TASK OBJECTIVE: Count how many lines contain the word "copyright". Respond with the number alone.

+ + + + +

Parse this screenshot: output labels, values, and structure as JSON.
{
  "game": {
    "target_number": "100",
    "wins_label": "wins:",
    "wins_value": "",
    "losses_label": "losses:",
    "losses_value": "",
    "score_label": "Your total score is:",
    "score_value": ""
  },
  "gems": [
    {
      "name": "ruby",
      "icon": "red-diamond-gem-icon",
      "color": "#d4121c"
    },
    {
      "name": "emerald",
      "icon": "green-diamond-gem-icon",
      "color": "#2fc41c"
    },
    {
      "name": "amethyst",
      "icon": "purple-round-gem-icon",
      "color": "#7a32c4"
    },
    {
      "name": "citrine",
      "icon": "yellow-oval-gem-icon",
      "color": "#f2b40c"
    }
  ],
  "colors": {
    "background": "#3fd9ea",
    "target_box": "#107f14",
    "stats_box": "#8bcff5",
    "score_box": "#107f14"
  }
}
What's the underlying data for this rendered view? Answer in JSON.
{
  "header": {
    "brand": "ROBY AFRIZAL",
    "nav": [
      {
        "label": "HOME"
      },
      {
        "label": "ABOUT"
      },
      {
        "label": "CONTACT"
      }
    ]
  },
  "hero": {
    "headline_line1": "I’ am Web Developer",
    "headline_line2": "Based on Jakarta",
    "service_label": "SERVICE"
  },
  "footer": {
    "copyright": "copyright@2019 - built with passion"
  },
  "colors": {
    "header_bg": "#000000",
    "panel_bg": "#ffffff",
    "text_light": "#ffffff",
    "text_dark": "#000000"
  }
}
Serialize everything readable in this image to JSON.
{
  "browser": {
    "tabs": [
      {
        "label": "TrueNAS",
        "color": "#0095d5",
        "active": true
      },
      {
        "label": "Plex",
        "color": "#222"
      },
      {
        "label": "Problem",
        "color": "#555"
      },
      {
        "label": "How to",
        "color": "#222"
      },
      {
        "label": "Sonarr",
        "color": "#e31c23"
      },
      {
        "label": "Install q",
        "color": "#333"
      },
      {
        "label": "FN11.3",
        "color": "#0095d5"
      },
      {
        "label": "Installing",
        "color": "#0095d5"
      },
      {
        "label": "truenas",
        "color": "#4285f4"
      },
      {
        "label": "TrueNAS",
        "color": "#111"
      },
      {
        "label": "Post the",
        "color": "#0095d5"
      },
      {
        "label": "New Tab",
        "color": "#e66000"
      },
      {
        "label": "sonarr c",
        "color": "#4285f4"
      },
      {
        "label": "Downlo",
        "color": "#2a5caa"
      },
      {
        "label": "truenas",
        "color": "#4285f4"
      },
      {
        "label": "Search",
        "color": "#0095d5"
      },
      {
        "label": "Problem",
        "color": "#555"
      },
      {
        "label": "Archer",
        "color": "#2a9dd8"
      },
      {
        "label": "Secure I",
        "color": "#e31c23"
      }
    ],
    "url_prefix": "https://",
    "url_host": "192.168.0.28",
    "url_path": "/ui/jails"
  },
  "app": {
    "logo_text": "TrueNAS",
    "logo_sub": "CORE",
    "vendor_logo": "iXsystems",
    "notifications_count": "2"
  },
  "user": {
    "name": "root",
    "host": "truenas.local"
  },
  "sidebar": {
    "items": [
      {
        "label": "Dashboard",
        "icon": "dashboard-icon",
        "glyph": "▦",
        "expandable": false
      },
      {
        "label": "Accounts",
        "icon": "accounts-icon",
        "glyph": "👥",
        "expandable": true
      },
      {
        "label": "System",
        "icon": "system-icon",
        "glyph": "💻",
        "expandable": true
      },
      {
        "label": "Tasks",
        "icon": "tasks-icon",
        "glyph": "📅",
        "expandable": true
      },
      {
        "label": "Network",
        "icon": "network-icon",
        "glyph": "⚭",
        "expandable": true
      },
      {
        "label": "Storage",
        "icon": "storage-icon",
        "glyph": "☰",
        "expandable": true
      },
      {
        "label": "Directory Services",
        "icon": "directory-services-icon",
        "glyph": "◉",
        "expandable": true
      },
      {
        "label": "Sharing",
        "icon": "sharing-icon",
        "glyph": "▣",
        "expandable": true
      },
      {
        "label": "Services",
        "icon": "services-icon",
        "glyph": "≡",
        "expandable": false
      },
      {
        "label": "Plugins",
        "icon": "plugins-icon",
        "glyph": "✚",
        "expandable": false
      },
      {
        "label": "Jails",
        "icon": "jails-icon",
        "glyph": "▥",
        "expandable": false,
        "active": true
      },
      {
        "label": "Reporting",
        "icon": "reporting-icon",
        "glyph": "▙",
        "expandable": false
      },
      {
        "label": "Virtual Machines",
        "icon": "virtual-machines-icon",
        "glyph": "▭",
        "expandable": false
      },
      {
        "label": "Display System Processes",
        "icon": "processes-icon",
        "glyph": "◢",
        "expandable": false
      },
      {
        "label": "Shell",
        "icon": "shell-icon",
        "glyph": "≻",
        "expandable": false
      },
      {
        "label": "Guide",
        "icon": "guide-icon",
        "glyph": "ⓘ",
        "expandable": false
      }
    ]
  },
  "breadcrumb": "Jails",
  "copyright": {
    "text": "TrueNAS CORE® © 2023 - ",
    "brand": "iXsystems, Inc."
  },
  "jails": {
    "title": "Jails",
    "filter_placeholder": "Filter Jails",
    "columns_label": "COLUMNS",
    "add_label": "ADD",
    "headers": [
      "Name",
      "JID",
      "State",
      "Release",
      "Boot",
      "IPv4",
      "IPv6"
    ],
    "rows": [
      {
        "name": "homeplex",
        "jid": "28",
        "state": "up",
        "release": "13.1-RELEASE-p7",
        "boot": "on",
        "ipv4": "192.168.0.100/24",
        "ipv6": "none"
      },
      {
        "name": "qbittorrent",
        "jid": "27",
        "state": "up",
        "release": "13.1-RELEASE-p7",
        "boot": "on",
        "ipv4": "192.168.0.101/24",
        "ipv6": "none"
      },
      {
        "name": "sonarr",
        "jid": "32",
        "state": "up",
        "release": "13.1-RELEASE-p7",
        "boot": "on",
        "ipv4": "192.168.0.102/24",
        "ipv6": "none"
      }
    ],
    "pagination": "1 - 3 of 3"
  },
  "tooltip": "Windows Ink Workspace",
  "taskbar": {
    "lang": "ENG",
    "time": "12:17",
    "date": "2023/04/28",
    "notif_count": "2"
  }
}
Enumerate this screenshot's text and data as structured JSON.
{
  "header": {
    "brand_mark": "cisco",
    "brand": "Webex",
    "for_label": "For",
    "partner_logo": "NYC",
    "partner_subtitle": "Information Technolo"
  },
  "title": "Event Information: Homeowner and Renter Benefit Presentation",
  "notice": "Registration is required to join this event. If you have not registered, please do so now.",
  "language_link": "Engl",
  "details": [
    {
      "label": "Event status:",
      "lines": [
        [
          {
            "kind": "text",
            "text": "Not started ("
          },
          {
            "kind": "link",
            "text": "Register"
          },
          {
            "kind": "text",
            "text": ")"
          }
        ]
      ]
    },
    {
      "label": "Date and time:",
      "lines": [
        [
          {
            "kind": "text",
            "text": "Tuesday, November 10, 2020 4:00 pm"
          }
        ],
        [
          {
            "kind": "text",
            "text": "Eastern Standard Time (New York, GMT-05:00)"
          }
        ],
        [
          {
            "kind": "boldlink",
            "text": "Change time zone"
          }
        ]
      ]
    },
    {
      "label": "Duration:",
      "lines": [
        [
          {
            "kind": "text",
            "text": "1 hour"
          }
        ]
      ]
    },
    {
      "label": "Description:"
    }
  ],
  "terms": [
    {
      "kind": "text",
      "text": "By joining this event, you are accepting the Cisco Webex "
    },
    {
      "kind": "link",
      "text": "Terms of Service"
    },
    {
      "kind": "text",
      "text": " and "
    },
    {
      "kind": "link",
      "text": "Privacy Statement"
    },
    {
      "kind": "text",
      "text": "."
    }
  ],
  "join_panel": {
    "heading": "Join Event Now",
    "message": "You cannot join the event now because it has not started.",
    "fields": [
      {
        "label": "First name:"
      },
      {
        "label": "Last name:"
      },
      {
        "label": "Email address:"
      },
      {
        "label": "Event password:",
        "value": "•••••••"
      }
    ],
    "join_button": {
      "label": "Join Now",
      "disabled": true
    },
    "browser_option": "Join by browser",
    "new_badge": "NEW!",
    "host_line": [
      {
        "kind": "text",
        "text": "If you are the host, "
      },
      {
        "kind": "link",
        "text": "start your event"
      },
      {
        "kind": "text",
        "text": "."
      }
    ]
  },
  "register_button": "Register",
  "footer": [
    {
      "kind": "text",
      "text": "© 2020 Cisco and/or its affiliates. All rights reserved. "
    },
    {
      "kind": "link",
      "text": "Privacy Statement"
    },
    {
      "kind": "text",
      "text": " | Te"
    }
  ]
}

+ + + + +

SOLUTION FOR THIS PROBLEM: 2